STATED GOAL =>
Work through the entries below and report how many lines include "title". The number alone is the answer.

ENTRIES =>
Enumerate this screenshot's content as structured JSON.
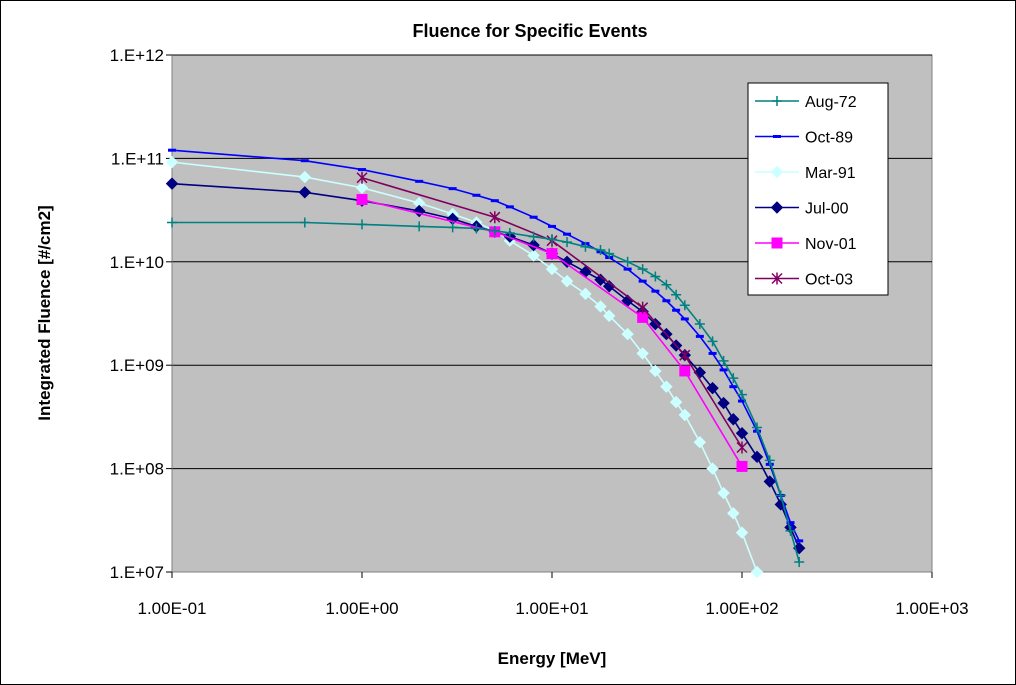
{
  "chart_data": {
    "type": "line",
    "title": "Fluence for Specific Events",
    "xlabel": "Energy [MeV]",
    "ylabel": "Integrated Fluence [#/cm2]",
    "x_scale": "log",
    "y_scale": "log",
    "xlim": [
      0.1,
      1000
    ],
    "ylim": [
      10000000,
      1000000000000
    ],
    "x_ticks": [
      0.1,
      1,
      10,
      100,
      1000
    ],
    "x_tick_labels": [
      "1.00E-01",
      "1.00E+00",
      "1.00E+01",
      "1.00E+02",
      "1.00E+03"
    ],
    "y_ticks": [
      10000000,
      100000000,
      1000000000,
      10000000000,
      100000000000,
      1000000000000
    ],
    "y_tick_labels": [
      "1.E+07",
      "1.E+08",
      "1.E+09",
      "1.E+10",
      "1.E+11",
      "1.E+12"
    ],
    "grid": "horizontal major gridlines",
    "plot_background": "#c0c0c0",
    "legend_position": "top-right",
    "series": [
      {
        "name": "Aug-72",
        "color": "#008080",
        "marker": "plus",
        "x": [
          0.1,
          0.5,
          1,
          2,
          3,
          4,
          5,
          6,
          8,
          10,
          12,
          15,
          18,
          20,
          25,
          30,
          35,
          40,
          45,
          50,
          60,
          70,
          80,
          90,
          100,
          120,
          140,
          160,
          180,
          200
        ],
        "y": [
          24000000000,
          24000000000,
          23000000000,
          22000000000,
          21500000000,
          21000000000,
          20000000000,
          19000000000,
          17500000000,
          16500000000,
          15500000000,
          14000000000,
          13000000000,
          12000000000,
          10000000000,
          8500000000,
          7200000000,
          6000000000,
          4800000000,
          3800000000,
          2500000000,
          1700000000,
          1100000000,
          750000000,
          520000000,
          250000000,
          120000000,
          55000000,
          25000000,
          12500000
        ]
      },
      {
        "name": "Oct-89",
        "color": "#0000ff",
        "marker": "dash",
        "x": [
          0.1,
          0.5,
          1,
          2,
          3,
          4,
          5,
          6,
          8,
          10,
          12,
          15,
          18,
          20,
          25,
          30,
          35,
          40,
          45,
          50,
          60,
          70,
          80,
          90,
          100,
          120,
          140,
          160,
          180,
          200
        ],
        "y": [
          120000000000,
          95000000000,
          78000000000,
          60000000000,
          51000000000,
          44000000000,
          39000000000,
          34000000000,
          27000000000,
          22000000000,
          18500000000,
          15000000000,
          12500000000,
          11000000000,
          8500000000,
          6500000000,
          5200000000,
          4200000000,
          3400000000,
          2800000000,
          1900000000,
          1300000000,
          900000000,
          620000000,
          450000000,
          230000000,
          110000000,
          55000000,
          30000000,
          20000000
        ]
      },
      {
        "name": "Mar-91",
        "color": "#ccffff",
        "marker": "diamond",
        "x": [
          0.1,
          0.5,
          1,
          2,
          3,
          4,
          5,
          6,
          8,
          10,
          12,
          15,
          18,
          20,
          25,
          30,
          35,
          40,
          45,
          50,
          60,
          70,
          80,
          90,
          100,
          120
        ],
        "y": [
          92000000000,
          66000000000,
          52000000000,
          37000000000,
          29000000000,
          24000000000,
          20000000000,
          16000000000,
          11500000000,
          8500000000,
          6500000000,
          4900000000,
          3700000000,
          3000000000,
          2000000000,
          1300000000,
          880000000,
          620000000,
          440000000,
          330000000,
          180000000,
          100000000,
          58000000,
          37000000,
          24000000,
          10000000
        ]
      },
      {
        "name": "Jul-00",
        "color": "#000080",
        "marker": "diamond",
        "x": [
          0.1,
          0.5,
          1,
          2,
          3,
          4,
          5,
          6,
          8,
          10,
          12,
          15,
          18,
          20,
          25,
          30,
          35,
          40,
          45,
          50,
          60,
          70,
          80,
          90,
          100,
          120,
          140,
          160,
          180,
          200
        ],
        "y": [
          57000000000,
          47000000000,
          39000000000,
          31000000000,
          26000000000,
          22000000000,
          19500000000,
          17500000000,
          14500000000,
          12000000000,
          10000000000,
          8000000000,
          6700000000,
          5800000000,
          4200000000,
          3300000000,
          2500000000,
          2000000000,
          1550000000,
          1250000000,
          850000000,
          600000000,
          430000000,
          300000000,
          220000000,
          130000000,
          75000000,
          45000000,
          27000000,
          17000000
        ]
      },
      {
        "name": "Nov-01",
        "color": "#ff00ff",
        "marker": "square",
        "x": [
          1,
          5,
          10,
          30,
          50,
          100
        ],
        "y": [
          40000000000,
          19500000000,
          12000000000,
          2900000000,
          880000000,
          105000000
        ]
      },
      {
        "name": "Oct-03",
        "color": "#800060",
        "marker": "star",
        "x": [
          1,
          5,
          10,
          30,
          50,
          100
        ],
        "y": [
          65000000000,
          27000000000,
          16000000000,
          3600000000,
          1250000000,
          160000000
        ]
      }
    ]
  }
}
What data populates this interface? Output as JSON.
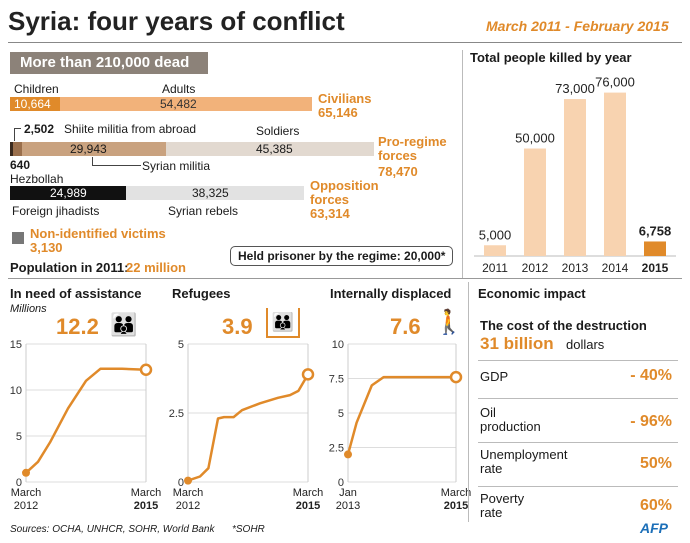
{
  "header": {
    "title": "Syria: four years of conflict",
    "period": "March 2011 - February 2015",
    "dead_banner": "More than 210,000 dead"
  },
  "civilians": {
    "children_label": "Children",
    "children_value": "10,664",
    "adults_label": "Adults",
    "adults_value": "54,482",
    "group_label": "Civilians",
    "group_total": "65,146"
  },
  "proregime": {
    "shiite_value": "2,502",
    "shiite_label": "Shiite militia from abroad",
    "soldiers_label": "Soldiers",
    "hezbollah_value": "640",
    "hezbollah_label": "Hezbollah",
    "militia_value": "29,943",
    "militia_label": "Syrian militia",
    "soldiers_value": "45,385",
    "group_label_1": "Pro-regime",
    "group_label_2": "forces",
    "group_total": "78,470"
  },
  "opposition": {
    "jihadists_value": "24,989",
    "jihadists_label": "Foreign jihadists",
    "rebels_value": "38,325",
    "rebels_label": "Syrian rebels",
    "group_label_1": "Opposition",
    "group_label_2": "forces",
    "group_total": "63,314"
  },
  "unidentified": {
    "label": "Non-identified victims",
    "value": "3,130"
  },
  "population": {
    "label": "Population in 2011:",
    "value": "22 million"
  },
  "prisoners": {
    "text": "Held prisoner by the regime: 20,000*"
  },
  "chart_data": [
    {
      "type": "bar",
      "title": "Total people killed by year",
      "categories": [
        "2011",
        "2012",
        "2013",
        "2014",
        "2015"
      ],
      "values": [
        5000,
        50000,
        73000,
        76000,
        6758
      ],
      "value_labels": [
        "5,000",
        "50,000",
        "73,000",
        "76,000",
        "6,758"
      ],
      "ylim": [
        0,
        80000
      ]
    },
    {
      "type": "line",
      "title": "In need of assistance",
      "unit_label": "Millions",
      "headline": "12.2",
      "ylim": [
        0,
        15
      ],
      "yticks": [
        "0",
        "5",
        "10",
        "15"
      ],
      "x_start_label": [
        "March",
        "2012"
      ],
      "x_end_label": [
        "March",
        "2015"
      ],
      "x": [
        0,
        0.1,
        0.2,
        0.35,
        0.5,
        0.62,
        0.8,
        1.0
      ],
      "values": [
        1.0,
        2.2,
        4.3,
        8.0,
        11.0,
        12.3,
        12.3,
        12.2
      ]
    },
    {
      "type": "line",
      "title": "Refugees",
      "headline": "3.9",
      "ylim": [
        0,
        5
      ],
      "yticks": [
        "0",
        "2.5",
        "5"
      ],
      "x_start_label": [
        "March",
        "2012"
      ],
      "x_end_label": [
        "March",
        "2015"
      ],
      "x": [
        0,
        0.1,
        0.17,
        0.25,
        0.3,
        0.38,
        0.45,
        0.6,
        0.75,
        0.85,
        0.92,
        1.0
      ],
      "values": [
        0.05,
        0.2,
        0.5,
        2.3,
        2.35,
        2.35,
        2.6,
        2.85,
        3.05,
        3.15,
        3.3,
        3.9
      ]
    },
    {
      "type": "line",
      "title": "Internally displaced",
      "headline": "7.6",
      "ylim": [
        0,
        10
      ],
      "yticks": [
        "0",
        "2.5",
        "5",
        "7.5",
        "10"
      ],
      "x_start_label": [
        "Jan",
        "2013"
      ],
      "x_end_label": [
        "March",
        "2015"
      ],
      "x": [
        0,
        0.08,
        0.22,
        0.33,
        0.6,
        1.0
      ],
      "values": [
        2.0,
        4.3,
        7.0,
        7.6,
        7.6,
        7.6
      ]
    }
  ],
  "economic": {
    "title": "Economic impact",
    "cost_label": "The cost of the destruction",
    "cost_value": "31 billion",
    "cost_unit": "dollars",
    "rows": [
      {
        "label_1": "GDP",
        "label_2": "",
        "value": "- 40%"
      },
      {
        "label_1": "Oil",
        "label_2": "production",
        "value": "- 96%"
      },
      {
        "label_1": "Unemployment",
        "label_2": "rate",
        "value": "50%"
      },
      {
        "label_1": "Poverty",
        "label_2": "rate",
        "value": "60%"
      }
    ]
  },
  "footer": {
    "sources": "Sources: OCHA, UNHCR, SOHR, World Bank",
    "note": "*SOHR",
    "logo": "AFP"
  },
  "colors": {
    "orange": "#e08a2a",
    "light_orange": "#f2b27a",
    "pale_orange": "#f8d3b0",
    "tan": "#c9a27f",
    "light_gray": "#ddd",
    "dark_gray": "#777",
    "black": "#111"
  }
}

EXERCISE OUTPUT =>
7